*Objective:* For the listing below, give the number of lines in which "Mobil" occurs. Add nothing.

*Supplied material:*
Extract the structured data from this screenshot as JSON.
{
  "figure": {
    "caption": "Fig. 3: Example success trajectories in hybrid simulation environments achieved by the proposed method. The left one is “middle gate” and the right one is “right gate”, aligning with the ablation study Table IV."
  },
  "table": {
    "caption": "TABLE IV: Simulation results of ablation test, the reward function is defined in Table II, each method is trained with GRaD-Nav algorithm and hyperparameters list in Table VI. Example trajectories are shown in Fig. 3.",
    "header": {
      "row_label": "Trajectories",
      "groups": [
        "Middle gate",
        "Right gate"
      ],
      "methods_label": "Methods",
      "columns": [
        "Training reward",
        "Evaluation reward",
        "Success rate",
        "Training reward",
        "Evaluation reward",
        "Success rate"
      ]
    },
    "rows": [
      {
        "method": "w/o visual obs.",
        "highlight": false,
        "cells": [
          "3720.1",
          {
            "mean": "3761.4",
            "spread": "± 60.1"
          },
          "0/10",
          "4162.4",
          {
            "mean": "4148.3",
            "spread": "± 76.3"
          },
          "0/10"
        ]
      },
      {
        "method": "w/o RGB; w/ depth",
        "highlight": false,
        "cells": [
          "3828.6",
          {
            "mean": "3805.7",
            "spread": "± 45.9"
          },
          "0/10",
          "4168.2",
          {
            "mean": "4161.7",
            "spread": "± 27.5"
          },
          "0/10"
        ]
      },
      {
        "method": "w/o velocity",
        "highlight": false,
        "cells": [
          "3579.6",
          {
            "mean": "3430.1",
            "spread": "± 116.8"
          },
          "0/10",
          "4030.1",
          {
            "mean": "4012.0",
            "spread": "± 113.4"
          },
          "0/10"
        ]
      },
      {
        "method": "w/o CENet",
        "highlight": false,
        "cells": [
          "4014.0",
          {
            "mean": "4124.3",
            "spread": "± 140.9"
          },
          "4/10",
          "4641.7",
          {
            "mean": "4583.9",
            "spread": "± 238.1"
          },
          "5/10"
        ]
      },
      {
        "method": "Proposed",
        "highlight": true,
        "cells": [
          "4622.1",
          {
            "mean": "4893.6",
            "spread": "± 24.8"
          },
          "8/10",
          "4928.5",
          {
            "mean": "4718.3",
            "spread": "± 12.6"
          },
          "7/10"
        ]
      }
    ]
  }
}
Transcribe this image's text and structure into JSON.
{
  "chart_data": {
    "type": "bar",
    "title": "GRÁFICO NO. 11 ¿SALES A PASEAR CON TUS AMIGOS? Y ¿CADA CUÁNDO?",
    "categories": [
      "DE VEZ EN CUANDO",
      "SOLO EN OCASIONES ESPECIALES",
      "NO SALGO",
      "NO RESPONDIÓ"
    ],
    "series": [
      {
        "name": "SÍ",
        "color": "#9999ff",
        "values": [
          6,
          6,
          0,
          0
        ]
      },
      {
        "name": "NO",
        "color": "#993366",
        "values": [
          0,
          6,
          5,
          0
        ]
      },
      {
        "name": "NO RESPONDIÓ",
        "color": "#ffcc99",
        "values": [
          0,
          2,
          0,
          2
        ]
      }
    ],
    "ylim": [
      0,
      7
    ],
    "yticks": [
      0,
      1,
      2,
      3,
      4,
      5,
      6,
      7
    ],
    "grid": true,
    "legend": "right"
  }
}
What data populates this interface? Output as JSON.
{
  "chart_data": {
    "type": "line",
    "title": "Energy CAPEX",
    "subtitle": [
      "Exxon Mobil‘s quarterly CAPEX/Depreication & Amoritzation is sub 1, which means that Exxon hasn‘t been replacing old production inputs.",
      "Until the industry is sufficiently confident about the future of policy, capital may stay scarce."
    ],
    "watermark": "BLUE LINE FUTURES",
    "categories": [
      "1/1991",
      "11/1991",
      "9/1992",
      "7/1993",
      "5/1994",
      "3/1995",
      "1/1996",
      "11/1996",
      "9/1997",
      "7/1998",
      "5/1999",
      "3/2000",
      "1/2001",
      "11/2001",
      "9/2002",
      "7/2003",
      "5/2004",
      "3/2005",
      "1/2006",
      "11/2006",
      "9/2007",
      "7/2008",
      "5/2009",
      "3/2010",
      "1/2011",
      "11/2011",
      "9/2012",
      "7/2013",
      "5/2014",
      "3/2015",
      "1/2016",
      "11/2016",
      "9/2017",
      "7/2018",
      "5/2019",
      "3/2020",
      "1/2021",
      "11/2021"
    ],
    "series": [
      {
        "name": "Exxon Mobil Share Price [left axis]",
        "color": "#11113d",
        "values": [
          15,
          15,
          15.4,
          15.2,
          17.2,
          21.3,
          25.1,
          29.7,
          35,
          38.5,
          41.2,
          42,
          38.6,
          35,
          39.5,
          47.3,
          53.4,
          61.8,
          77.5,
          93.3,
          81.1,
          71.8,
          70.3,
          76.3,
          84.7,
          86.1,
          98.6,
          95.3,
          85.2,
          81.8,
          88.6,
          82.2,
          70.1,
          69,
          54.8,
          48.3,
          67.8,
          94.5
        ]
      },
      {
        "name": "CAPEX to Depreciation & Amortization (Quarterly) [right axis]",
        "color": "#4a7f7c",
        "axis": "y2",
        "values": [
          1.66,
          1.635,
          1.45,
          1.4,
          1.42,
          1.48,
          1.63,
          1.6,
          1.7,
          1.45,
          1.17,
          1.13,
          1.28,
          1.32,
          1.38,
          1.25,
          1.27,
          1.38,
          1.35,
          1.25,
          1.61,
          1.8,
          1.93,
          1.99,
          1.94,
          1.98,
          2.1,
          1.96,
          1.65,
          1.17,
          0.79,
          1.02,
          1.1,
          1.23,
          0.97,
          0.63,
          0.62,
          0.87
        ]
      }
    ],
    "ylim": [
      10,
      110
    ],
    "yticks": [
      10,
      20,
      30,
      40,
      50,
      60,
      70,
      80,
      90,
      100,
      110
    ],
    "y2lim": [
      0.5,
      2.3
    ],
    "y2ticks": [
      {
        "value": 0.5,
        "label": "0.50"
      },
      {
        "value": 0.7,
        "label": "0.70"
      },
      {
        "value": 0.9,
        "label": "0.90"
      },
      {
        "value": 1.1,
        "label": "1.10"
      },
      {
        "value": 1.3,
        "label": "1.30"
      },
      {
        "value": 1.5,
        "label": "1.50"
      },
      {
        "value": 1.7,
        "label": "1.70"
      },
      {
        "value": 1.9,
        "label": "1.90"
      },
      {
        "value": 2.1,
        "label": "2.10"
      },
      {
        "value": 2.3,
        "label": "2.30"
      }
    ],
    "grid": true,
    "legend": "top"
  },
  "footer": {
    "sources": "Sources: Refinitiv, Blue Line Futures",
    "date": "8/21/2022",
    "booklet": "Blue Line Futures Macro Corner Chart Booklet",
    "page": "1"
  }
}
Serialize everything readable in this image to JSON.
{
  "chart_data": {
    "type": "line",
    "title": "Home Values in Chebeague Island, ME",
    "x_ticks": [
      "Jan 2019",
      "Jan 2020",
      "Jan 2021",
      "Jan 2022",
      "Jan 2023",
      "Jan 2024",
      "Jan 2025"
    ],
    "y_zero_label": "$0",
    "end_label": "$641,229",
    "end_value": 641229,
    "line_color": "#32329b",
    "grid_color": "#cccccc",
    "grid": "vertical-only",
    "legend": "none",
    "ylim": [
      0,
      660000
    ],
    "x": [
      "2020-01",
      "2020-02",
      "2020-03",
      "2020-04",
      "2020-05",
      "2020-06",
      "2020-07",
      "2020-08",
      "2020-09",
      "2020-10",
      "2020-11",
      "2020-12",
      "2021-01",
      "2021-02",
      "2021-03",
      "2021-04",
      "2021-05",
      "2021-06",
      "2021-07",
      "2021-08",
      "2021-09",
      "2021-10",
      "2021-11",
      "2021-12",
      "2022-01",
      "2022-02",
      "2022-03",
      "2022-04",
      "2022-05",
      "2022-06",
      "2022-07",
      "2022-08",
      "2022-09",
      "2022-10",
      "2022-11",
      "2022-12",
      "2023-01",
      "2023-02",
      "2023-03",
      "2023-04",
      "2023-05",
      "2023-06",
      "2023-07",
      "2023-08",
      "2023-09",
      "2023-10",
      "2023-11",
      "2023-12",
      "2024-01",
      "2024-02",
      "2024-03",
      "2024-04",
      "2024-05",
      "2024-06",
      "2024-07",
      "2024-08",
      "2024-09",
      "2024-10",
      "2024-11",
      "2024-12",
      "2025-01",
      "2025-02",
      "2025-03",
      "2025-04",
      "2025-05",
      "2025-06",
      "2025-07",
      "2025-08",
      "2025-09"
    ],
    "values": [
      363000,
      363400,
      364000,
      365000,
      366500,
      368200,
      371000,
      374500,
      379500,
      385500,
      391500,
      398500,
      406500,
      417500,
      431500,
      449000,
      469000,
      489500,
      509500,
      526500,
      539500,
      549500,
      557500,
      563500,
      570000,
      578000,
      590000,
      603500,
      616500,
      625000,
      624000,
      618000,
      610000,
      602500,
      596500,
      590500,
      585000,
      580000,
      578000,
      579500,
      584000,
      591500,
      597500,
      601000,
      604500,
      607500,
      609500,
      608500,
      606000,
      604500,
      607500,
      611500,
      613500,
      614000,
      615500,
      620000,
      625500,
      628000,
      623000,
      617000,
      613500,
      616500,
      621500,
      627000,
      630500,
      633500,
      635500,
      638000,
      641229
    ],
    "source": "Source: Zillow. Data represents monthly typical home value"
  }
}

*Answer to the exercise:* 2